Output each entry verbatim and exclude every picture from it.

- _EXERCISE MATERIAL_
- - -

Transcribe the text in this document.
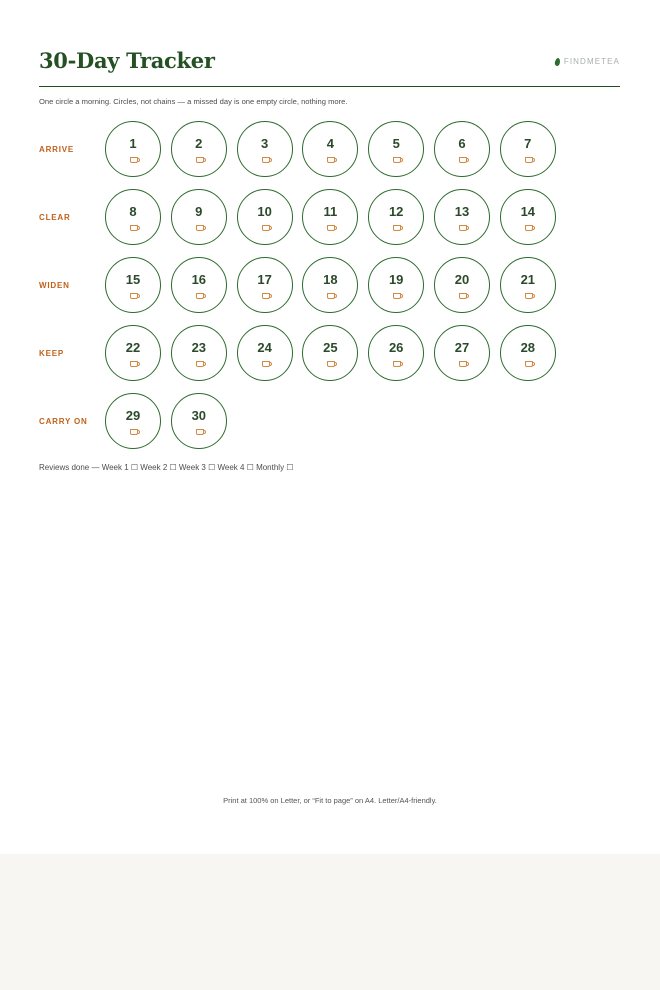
30-Day Tracker	FINDMETEA
One circle a morning. Circles, not chains — a missed day is one empty circle, nothing more.
ARRIVE	1	2	3	4	5	6	7
CLEAR	8	9	10	11	12	13	14
WIDEN	15	16	17	18	19	20	21
KEEP	22	23	24	25	26	27	28
CARRY ON	29	30
Reviews done — Week 1 ☐ Week 2 ☐ Week 3 ☐ Week 4 ☐ Monthly ☐
Print at 100% on Letter, or “Fit to page” on A4. Letter/A4-friendly.
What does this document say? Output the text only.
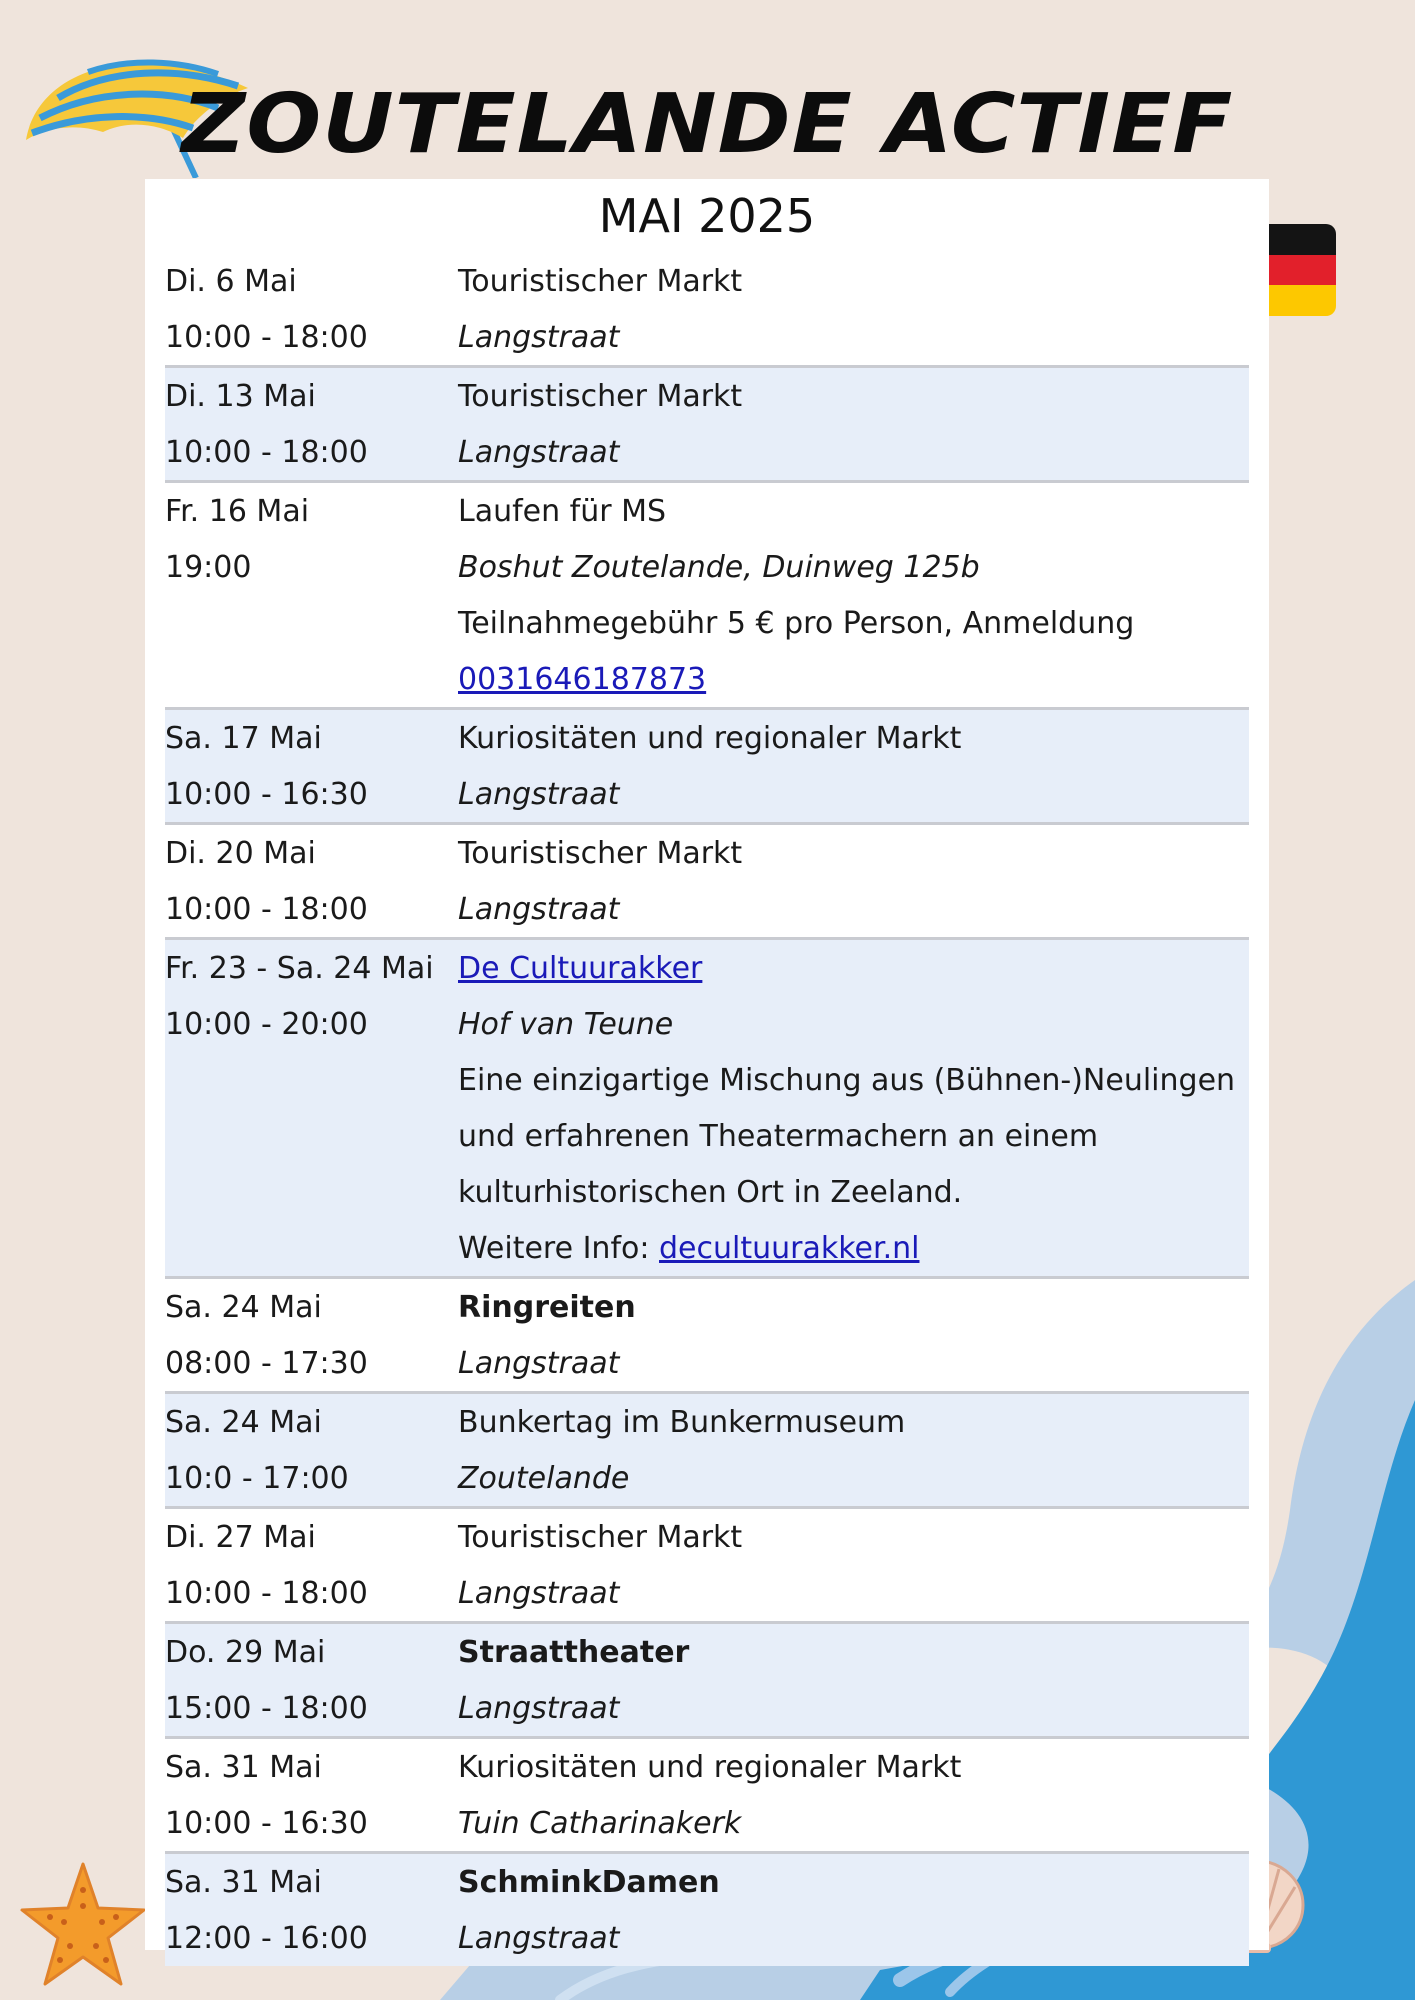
ZOUTELANDE ACTIEF
MAI 2025
Di. 6 Mai
10:00 - 18:00
Touristischer Markt
Langstraat
Di. 13 Mai
10:00 - 18:00
Touristischer Markt
Langstraat
Fr. 16 Mai
19:00
Laufen für MS
Boshut Zoutelande, Duinweg 125b
Teilnahmegebühr 5 € pro Person, Anmeldung
0031646187873
Sa. 17 Mai
10:00 - 16:30
Kuriositäten und regionaler Markt
Langstraat
Di. 20 Mai
10:00 - 18:00
Touristischer Markt
Langstraat
Fr. 23 - Sa. 24 Mai
10:00 - 20:00
De Cultuurakker
Hof van Teune
Eine einzigartige Mischung aus (Bühnen-)Neulingen
und erfahrenen Theatermachern an einem
kulturhistorischen Ort in Zeeland.
Weitere Info: decultuurakker.nl
Sa. 24 Mai
08:00 - 17:30
Ringreiten
Langstraat
Sa. 24 Mai
10:0 - 17:00
Bunkertag im Bunkermuseum
Zoutelande
Di. 27 Mai
10:00 - 18:00
Touristischer Markt
Langstraat
Do. 29 Mai
15:00 - 18:00
Straattheater
Langstraat
Sa. 31 Mai
10:00 - 16:30
Kuriositäten und regionaler Markt
Tuin Catharinakerk
Sa. 31 Mai
12:00 - 16:00
SchminkDamen
Langstraat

- - -

- _SOLUTION_
Transcribe the text in this document.
30-Day Tracker	FINDMETEA
One circle a morning. Circles, not chains — a missed day is one empty circle, nothing more.
ARRIVE	1	2	3	4	5	6	7
CLEAR	8	9	10	11	12	13	14
WIDEN	15	16	17	18	19	20	21
KEEP	22	23	24	25	26	27	28
CARRY ON	29	30
Reviews done — Week 1 ☐ Week 2 ☐ Week 3 ☐ Week 4 ☐ Monthly ☐
Print at 100% on Letter, or “Fit to page” on A4. Letter/A4-friendly.
What does this document say? Output the text only.
ZOUTELANDE ACTIEF
MAI 2025
Di. 6 Mai
10:00 - 18:00
Touristischer Markt
Langstraat
Di. 13 Mai
10:00 - 18:00
Touristischer Markt
Langstraat
Fr. 16 Mai
19:00
Laufen für MS
Boshut Zoutelande, Duinweg 125b
Teilnahmegebühr 5 € pro Person, Anmeldung
0031646187873
Sa. 17 Mai
10:00 - 16:30
Kuriositäten und regionaler Markt
Langstraat
Di. 20 Mai
10:00 - 18:00
Touristischer Markt
Langstraat
Fr. 23 - Sa. 24 Mai
10:00 - 20:00
De Cultuurakker
Hof van Teune
Eine einzigartige Mischung aus (Bühnen-)Neulingen
und erfahrenen Theatermachern an einem
kulturhistorischen Ort in Zeeland.
Weitere Info: decultuurakker.nl
Sa. 24 Mai
08:00 - 17:30
Ringreiten
Langstraat
Sa. 24 Mai
10:0 - 17:00
Bunkertag im Bunkermuseum
Zoutelande
Di. 27 Mai
10:00 - 18:00
Touristischer Markt
Langstraat
Do. 29 Mai
15:00 - 18:00
Straattheater
Langstraat
Sa. 31 Mai
10:00 - 16:30
Kuriositäten und regionaler Markt
Tuin Catharinakerk
Sa. 31 Mai
12:00 - 16:00
SchminkDamen
Langstraat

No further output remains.